WHAT THIS TASK INVOLVES: Your task is to copy every line of this material exactly.

DATASET RECORDS:
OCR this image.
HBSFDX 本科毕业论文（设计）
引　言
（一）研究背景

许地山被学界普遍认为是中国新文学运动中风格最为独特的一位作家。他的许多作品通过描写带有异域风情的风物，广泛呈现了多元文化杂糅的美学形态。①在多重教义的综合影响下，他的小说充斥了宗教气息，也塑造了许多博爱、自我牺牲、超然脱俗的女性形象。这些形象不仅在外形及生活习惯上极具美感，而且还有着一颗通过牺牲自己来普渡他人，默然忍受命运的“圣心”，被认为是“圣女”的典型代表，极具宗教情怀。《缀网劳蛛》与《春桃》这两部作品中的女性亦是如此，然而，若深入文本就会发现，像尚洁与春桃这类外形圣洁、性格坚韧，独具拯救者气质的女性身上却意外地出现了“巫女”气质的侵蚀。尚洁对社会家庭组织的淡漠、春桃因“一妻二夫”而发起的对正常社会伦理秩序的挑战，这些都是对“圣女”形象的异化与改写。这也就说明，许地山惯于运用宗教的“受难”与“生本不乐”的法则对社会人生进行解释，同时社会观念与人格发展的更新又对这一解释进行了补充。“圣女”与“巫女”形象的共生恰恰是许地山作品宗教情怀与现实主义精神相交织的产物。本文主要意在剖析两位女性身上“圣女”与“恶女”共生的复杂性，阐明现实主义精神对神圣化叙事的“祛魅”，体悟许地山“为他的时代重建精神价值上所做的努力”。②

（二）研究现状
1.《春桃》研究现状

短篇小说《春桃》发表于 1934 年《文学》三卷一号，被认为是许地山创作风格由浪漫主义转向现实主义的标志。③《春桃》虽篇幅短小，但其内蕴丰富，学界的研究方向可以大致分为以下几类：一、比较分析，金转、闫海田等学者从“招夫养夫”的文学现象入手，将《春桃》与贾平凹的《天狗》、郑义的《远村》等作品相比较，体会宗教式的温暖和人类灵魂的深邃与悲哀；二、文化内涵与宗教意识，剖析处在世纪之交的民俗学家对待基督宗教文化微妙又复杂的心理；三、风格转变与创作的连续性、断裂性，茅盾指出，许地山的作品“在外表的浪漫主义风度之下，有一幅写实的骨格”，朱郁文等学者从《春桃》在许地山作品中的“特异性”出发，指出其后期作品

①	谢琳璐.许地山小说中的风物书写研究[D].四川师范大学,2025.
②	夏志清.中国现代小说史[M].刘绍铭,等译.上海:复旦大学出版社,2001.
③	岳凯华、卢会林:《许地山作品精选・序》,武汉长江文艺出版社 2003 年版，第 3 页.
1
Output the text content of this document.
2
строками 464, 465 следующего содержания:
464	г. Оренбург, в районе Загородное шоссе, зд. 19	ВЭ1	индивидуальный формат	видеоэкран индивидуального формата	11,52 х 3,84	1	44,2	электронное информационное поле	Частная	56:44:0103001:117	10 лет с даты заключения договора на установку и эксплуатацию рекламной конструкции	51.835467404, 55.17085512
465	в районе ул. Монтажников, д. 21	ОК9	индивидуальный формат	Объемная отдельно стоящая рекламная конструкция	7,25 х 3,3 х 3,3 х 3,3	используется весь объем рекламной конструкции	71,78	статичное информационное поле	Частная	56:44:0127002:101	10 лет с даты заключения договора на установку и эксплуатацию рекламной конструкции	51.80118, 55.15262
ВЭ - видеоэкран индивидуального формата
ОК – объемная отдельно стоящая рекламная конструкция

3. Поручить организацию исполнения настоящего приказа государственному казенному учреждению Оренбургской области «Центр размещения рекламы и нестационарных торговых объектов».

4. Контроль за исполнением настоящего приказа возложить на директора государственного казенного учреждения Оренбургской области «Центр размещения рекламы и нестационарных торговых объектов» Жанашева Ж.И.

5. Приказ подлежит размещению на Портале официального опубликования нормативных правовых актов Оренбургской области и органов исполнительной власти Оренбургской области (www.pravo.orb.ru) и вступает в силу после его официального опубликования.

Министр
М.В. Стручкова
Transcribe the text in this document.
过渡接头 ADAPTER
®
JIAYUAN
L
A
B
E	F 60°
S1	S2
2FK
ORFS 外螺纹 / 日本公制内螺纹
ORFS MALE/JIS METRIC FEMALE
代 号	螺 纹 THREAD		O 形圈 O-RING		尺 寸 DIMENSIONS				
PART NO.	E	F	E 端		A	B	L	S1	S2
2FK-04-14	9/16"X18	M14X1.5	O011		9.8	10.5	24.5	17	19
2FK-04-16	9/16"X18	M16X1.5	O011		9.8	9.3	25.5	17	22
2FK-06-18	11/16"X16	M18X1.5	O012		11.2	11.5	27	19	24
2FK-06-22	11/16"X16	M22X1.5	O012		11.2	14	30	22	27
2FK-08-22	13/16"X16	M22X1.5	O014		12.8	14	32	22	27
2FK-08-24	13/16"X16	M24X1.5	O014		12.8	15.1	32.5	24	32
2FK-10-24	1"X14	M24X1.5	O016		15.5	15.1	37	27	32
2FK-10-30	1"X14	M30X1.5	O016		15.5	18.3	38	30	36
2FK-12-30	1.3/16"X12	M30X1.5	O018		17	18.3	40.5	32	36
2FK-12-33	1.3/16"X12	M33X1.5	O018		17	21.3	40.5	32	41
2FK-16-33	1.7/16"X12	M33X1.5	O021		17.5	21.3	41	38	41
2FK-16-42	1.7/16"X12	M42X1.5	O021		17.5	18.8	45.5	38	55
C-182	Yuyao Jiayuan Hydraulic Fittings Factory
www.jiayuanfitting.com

WORKED ANSWER:
OCR this image.
HBSFDX 本科毕业论文（设计）
引　言
（一）研究背景

许地山被学界普遍认为是中国新文学运动中风格最为独特的一位作家。他的许多作品通过描写带有异域风情的风物，广泛呈现了多元文化杂糅的美学形态。①在多重教义的综合影响下，他的小说充斥了宗教气息，也塑造了许多博爱、自我牺牲、超然脱俗的女性形象。这些形象不仅在外形及生活习惯上极具美感，而且还有着一颗通过牺牲自己来普渡他人，默然忍受命运的“圣心”，被认为是“圣女”的典型代表，极具宗教情怀。《缀网劳蛛》与《春桃》这两部作品中的女性亦是如此，然而，若深入文本就会发现，像尚洁与春桃这类外形圣洁、性格坚韧，独具拯救者气质的女性身上却意外地出现了“巫女”气质的侵蚀。尚洁对社会家庭组织的淡漠、春桃因“一妻二夫”而发起的对正常社会伦理秩序的挑战，这些都是对“圣女”形象的异化与改写。这也就说明，许地山惯于运用宗教的“受难”与“生本不乐”的法则对社会人生进行解释，同时社会观念与人格发展的更新又对这一解释进行了补充。“圣女”与“巫女”形象的共生恰恰是许地山作品宗教情怀与现实主义精神相交织的产物。本文主要意在剖析两位女性身上“圣女”与“恶女”共生的复杂性，阐明现实主义精神对神圣化叙事的“祛魅”，体悟许地山“为他的时代重建精神价值上所做的努力”。②

（二）研究现状
1.《春桃》研究现状

短篇小说《春桃》发表于 1934 年《文学》三卷一号，被认为是许地山创作风格由浪漫主义转向现实主义的标志。③《春桃》虽篇幅短小，但其内蕴丰富，学界的研究方向可以大致分为以下几类：一、比较分析，金转、闫海田等学者从“招夫养夫”的文学现象入手，将《春桃》与贾平凹的《天狗》、郑义的《远村》等作品相比较，体会宗教式的温暖和人类灵魂的深邃与悲哀；二、文化内涵与宗教意识，剖析处在世纪之交的民俗学家对待基督宗教文化微妙又复杂的心理；三、风格转变与创作的连续性、断裂性，茅盾指出，许地山的作品“在外表的浪漫主义风度之下，有一幅写实的骨格”，朱郁文等学者从《春桃》在许地山作品中的“特异性”出发，指出其后期作品

①	谢琳璐.许地山小说中的风物书写研究[D].四川师范大学,2025.
②	夏志清.中国现代小说史[M].刘绍铭,等译.上海:复旦大学出版社,2001.
③	岳凯华、卢会林:《许地山作品精选・序》,武汉长江文艺出版社 2003 年版，第 3 页.
1
Output the text content of this document.
2
строками 464, 465 следующего содержания:
464	г. Оренбург, в районе Загородное шоссе, зд. 19	ВЭ1	индивидуальный формат	видеоэкран индивидуального формата	11,52 х 3,84	1	44,2	электронное информационное поле	Частная	56:44:0103001:117	10 лет с даты заключения договора на установку и эксплуатацию рекламной конструкции	51.835467404, 55.17085512
465	в районе ул. Монтажников, д. 21	ОК9	индивидуальный формат	Объемная отдельно стоящая рекламная конструкция	7,25 х 3,3 х 3,3 х 3,3	используется весь объем рекламной конструкции	71,78	статичное информационное поле	Частная	56:44:0127002:101	10 лет с даты заключения договора на установку и эксплуатацию рекламной конструкции	51.80118, 55.15262
ВЭ - видеоэкран индивидуального формата
ОК – объемная отдельно стоящая рекламная конструкция

3. Поручить организацию исполнения настоящего приказа государственному казенному учреждению Оренбургской области «Центр размещения рекламы и нестационарных торговых объектов».

4. Контроль за исполнением настоящего приказа возложить на директора государственного казенного учреждения Оренбургской области «Центр размещения рекламы и нестационарных торговых объектов» Жанашева Ж.И.

5. Приказ подлежит размещению на Портале официального опубликования нормативных правовых актов Оренбургской области и органов исполнительной власти Оренбургской области (www.pravo.orb.ru) и вступает в силу после его официального опубликования.

Министр
М.В. Стручкова
Transcribe the text in this document.
过渡接头 ADAPTER
®
JIAYUAN
L
A
B
E	F 60°
S1	S2
2FK
ORFS 外螺纹 / 日本公制内螺纹
ORFS MALE/JIS METRIC FEMALE
代 号	螺 纹 THREAD		O 形圈 O-RING		尺 寸 DIMENSIONS				
PART NO.	E	F	E 端		A	B	L	S1	S2
2FK-04-14	9/16"X18	M14X1.5	O011		9.8	10.5	24.5	17	19
2FK-04-16	9/16"X18	M16X1.5	O011		9.8	9.3	25.5	17	22
2FK-06-18	11/16"X16	M18X1.5	O012		11.2	11.5	27	19	24
2FK-06-22	11/16"X16	M22X1.5	O012		11.2	14	30	22	27
2FK-08-22	13/16"X16	M22X1.5	O014		12.8	14	32	22	27
2FK-08-24	13/16"X16	M24X1.5	O014		12.8	15.1	32.5	24	32
2FK-10-24	1"X14	M24X1.5	O016		15.5	15.1	37	27	32
2FK-10-30	1"X14	M30X1.5	O016		15.5	18.3	38	30	36
2FK-12-30	1.3/16"X12	M30X1.5	O018		17	18.3	40.5	32	36
2FK-12-33	1.3/16"X12	M33X1.5	O018		17	21.3	40.5	32	41
2FK-16-33	1.7/16"X12	M33X1.5	O021		17.5	21.3	41	38	41
2FK-16-42	1.7/16"X12	M42X1.5	O021		17.5	18.8	45.5	38	55
C-182	Yuyao Jiayuan Hydraulic Fittings Factory
www.jiayuanfitting.com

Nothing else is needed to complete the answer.